Texto extraído »
━━━━━━━━

Allí estaba él. Firme, como tantas otras veces. No podía faltar y, pese a algunas dificultades por la edad, dijo presente y se sentó en la platea del Nuevo Gasómetro junto a su nieto. A sus ochenta y pico, luciendo el gorrito desteñido, pero fiel de mil batallas, ese hombre representaba a todos los hinchas de San Lorenzo. Cuando el árbitro pitó el final en la legendaria noche del 13 de agosto de 2014, levantó los brazos y por su cabeza pasó a modo de ráfaga, su película azulgrana, con el trío de Farro, Pontoni y Martino, los goles de Sanfilippo, los Carasucias, los Matadores y muchos más. Hombre duro y de llorar poco, se permitió las lágrimas por tercera vez en su vida por el Ciclón. Las anteriores, habían sido de dolor, con el cierre del estadio de Avenida La Plata y el ominoso descenso. Ahora, eran de emoción. Para el también, al igual que a todo el pueblo de San Lorenzo, había llegado el momento del dulce fin del maleficio: ser campeones de la Copa Libertadores.
“Esa imagen nos va a quedar de por vida”. La sentencia de Néstor Ortigoza encierra una inmensa realidad. Después de haber igualado en uno la primera final en Asunción contra Nacional de Paraguay, había confianza para la revancha como local, pero los arcos estaban invictos, hasta que llegó el momento del penal. Las dudas se disiparon porque allí estaba uno de los mejores especialistas en la materia en la era contemporánea, aunque para él hubo uno aún más complejo: “Ese no fue el penal que más tensión me generó antes de ejecutarlo. El que más nervioso me puso en mi vida fue el que metí contra Instituto por la promoción para no descender. Ahí sí que pateé una pelota de fuego”.
Y allí también radicaba otro secreto de aquel equipo, que en dos años exactos pasó de la desesperante pelea por no perder la categoría, cuando parecía muy probable repetir el lacerante camino del ‘81, al éxtasis de ser el mejor de América. Y fue a lo San Lorenzo, con ese sufrimiento que parece adherido a su ADN, peleando cada partido, cada centímetro de pasto, para abrazarse a la leyenda. Una clasificación agónica y al límite en la fase de grupos, dos eliminaciones sucesivas a grandes candidatos brasileños, el alivio de una semifinal tranquila con Bolívar y la definición contra Nacional de Paraguay, rival inesperado, de escasos pergaminos, para tan batallador como los Cuervos, con el gol de Néstor Ortigoza, que ya es un poster eterno.
La clasificación a esa edición de la Copa Libertadores la había obtenido en diciembre de 2013, al consagrarse campeón del torneo Inicial, con Juan Antonio Pizzi como entrenador. En diálogo con Infobae, así recordó aquel momento Marcelo Tinelli, por entonces vicepresidente del club que presidía Matías Lammens: “Festejamos el título con una comida, junto a los dirigentes y el propio Pizzi. Nos fuimos a llevarle la copa al Papa al Vaticano y estando en Europa nos enteramos que Juan había iniciado charlas con el Valencia, cosa que nos sorprendió mucho, porque no pensábamos que se podía ir. Cuando quedó confirmado que se volvía para España, tomamos la decisión de contactar al Patón Bauza, sabiendo que era la persona indicada para ese momento. Lo llamé a Quito y enseguida mostró su felicidad por la propuesta. Se puso las pilas como nadie, sabiendo que para todos los hinchas de San Lorenzo la Copa era lo más importante”.

━━━━━━━━

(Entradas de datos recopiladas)
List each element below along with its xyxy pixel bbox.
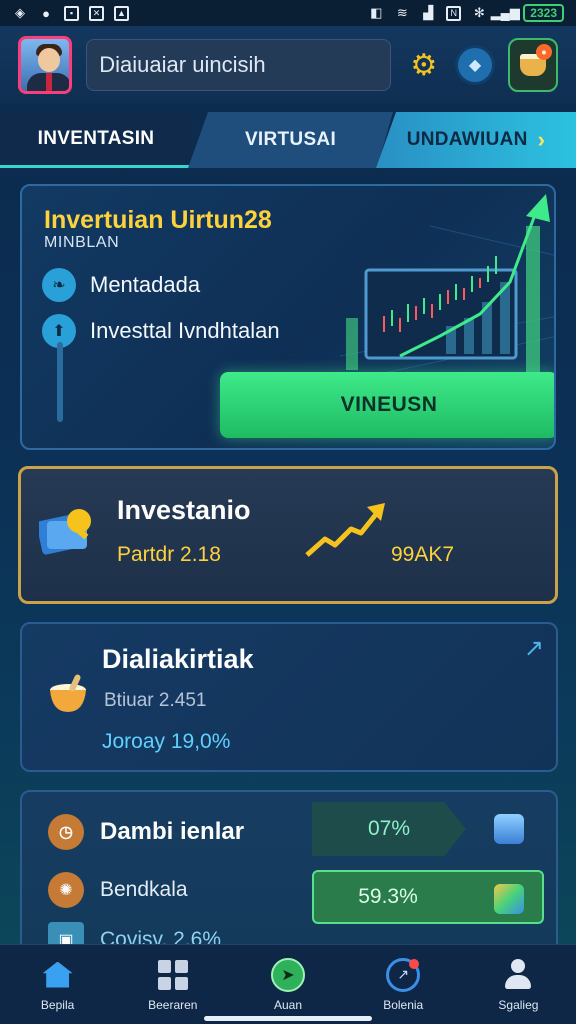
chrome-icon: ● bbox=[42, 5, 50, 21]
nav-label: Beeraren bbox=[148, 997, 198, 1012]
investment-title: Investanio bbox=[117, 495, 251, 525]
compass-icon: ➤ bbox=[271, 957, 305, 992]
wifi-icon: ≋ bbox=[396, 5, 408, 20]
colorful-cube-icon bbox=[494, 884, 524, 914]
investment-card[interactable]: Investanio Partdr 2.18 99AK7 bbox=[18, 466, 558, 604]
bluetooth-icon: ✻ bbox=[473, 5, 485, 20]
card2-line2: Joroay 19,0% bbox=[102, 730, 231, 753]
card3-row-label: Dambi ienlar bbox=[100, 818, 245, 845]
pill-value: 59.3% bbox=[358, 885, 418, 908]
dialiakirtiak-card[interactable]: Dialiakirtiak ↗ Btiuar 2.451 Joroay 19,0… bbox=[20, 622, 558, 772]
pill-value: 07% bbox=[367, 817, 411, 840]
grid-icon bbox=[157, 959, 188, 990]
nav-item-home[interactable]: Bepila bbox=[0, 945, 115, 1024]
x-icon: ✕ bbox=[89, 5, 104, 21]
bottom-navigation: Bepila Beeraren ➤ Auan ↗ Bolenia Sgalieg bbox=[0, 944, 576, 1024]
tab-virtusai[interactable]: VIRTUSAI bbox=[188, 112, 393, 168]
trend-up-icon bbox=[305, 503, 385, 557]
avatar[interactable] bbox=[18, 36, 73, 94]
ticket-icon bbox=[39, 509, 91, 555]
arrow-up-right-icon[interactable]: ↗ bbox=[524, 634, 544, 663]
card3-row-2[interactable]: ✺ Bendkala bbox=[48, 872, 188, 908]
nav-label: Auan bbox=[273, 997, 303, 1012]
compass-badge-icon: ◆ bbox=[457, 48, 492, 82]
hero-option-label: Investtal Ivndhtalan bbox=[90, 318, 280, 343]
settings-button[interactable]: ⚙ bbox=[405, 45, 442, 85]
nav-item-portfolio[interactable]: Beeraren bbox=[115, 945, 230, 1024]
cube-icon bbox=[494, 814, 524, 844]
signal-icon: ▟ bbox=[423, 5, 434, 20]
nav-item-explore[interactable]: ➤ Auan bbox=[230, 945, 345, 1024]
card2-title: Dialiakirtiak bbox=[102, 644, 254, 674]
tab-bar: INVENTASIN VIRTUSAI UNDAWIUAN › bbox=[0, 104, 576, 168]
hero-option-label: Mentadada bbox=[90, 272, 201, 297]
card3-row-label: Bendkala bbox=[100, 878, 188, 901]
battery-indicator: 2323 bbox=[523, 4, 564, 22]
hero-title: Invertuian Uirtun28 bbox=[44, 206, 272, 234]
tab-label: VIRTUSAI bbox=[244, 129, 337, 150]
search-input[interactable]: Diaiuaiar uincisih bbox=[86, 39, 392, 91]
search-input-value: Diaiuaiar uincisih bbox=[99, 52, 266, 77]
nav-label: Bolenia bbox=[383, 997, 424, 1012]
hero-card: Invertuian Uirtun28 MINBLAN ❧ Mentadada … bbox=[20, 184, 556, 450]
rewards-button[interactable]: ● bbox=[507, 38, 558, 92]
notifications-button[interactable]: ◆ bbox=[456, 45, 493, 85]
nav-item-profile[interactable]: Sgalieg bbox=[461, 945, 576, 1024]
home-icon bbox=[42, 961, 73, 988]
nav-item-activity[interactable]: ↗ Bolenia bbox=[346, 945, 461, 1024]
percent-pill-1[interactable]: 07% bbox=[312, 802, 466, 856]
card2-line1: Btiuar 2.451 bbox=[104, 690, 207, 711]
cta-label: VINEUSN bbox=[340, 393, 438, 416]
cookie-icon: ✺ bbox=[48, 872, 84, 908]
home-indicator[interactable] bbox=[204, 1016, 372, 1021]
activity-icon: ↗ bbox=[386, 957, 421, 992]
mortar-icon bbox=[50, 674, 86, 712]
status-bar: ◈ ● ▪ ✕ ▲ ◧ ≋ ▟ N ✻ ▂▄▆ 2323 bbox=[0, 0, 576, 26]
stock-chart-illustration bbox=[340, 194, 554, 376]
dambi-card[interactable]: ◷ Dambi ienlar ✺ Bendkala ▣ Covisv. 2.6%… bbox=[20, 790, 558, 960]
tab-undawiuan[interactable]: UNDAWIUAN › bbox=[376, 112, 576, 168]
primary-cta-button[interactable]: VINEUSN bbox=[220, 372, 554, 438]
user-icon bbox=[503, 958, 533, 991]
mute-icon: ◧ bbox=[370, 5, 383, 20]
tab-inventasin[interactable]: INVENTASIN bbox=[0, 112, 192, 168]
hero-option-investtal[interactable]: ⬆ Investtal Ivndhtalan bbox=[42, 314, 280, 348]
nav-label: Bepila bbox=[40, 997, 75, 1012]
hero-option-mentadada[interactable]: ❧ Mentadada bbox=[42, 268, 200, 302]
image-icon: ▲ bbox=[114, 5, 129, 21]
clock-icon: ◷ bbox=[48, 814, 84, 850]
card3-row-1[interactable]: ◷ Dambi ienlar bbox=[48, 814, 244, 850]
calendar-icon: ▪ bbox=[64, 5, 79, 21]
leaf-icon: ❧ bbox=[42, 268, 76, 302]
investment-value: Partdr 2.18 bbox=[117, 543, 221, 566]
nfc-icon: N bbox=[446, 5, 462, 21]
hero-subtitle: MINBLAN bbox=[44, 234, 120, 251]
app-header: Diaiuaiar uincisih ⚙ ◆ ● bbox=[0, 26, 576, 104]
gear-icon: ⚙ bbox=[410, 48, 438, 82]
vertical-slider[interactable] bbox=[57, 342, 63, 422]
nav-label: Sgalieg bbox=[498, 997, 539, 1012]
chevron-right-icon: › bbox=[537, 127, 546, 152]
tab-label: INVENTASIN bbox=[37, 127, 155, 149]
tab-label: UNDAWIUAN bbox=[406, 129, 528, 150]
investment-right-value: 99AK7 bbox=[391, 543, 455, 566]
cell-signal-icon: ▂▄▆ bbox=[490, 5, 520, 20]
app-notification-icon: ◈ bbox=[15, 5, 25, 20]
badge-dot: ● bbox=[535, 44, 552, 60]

━━━━━━━━

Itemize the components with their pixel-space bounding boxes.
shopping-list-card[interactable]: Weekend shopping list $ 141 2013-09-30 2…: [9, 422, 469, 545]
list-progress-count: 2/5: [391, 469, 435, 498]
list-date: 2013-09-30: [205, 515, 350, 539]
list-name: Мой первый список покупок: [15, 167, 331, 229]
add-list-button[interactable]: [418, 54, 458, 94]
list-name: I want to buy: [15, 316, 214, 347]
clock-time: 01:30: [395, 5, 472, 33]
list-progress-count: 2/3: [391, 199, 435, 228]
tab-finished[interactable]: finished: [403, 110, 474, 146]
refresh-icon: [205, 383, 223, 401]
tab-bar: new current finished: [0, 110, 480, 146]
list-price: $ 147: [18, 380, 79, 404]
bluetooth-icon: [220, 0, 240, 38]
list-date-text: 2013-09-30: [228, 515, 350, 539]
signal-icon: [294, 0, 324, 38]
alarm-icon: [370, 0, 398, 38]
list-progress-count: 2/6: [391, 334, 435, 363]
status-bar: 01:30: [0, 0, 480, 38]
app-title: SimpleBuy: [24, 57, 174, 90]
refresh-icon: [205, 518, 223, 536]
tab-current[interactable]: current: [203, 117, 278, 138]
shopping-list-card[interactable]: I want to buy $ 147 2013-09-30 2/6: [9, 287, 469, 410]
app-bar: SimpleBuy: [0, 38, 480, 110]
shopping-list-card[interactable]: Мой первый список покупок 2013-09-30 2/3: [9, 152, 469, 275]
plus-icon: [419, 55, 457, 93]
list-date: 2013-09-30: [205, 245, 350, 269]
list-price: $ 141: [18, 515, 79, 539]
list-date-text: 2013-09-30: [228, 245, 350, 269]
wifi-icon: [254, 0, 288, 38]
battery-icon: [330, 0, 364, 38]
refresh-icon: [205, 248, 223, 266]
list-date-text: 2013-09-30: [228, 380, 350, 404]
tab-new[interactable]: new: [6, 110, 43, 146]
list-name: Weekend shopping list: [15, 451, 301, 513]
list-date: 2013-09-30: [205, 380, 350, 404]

━━━━━━━━

Tus tareas »
(A) Según el texto sobre San Lorenzo, ¿quién era el entrenador del club cuando ganó el torneo Inicial en diciembre de 2013?
(B) Reproduce sin cambios las filas de datos, empezando por la que contiene "chrome-icon: ● bbox=[42, 5, 50, 21]" y terminando por la que contiene "hero-option-label: Investtal Ivndhtalan", ambas incluidas.

Respuestas »
(A) Juan Antonio Pizzi.

(B)
chrome-icon: ● bbox=[42, 5, 50, 21]
nav-label: Beeraren bbox=[148, 997, 198, 1012]
investment-title: Investanio bbox=[117, 495, 251, 525]
compass-icon: ➤ bbox=[271, 957, 305, 992]
wifi-icon: ≋ bbox=[396, 5, 408, 20]
colorful-cube-icon bbox=[494, 884, 524, 914]
investment-card[interactable]: Investanio Partdr 2.18 99AK7 bbox=[18, 466, 558, 604]
bluetooth-icon: ✻ bbox=[473, 5, 485, 20]
card2-line2: Joroay 19,0% bbox=[102, 730, 231, 753]
card3-row-label: Dambi ienlar bbox=[100, 818, 245, 845]
pill-value: 59.3% bbox=[358, 885, 418, 908]
dialiakirtiak-card[interactable]: Dialiakirtiak ↗ Btiuar 2.451 Joroay 19,0… bbox=[20, 622, 558, 772]
pill-value: 07% bbox=[367, 817, 411, 840]
grid-icon bbox=[157, 959, 188, 990]
nav-item-home[interactable]: Bepila bbox=[0, 945, 115, 1024]
x-icon: ✕ bbox=[89, 5, 104, 21]
bottom-navigation: Bepila Beeraren ➤ Auan ↗ Bolenia Sgalieg bbox=[0, 944, 576, 1024]
tab-virtusai[interactable]: VIRTUSAI bbox=[188, 112, 393, 168]
trend-up-icon bbox=[305, 503, 385, 557]
avatar[interactable] bbox=[18, 36, 73, 94]
ticket-icon bbox=[39, 509, 91, 555]
arrow-up-right-icon[interactable]: ↗ bbox=[524, 634, 544, 663]
card3-row-2[interactable]: ✺ Bendkala bbox=[48, 872, 188, 908]
nav-label: Auan bbox=[273, 997, 303, 1012]
compass-badge-icon: ◆ bbox=[457, 48, 492, 82]
hero-option-label: Investtal Ivndhtalan bbox=[90, 318, 280, 343]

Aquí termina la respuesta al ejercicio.